----- INPUT FOR THIS TASK
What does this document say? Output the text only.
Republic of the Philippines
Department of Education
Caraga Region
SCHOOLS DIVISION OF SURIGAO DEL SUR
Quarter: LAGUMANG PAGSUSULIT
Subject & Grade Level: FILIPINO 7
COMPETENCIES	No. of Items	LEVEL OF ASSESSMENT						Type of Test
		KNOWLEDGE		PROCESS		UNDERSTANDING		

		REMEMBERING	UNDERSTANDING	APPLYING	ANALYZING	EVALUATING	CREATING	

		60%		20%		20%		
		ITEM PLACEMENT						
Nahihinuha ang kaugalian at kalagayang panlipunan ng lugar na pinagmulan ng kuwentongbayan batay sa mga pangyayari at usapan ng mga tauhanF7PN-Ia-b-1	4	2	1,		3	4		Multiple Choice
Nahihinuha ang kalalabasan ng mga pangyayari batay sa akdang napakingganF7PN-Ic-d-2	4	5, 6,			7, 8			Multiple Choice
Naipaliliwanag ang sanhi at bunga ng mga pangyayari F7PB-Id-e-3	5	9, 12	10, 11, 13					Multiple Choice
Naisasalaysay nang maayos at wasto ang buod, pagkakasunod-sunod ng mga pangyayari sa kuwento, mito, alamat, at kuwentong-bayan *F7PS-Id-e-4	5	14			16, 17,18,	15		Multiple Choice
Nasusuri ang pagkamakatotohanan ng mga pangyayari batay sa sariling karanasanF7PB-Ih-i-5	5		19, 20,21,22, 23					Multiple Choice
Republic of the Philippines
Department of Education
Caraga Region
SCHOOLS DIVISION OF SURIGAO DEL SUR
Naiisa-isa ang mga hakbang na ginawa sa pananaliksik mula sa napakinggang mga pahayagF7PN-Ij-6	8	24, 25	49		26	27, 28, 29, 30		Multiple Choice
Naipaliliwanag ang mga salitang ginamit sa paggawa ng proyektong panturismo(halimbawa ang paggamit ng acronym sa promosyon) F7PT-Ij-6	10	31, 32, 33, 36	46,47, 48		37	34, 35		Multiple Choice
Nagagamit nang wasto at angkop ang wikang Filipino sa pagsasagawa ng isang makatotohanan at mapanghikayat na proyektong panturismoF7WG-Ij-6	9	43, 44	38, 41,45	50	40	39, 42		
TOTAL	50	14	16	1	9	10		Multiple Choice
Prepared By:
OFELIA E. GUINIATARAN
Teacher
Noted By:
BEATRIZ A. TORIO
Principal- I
----------
> [WHAT THE EXERCISE ASKS] Send back every record, precisely as written.

> [REPLY]
What does this document say? Output the text only.
Republic of the Philippines
Department of Education
Caraga Region
SCHOOLS DIVISION OF SURIGAO DEL SUR
Quarter: LAGUMANG PAGSUSULIT
Subject & Grade Level: FILIPINO 7
COMPETENCIES	No. of Items	LEVEL OF ASSESSMENT						Type of Test
		KNOWLEDGE		PROCESS		UNDERSTANDING		

		REMEMBERING	UNDERSTANDING	APPLYING	ANALYZING	EVALUATING	CREATING	

		60%		20%		20%		
		ITEM PLACEMENT						
Nahihinuha ang kaugalian at kalagayang panlipunan ng lugar na pinagmulan ng kuwentongbayan batay sa mga pangyayari at usapan ng mga tauhanF7PN-Ia-b-1	4	2	1,		3	4		Multiple Choice
Nahihinuha ang kalalabasan ng mga pangyayari batay sa akdang napakingganF7PN-Ic-d-2	4	5, 6,			7, 8			Multiple Choice
Naipaliliwanag ang sanhi at bunga ng mga pangyayari F7PB-Id-e-3	5	9, 12	10, 11, 13					Multiple Choice
Naisasalaysay nang maayos at wasto ang buod, pagkakasunod-sunod ng mga pangyayari sa kuwento, mito, alamat, at kuwentong-bayan *F7PS-Id-e-4	5	14			16, 17,18,	15		Multiple Choice
Nasusuri ang pagkamakatotohanan ng mga pangyayari batay sa sariling karanasanF7PB-Ih-i-5	5		19, 20,21,22, 23					Multiple Choice
Republic of the Philippines
Department of Education
Caraga Region
SCHOOLS DIVISION OF SURIGAO DEL SUR
Naiisa-isa ang mga hakbang na ginawa sa pananaliksik mula sa napakinggang mga pahayagF7PN-Ij-6	8	24, 25	49		26	27, 28, 29, 30		Multiple Choice
Naipaliliwanag ang mga salitang ginamit sa paggawa ng proyektong panturismo(halimbawa ang paggamit ng acronym sa promosyon) F7PT-Ij-6	10	31, 32, 33, 36	46,47, 48		37	34, 35		Multiple Choice
Nagagamit nang wasto at angkop ang wikang Filipino sa pagsasagawa ng isang makatotohanan at mapanghikayat na proyektong panturismoF7WG-Ij-6	9	43, 44	38, 41,45	50	40	39, 42		
TOTAL	50	14	16	1	9	10		Multiple Choice
Prepared By:
OFELIA E. GUINIATARAN
Teacher
Noted By:
BEATRIZ A. TORIO
Principal- I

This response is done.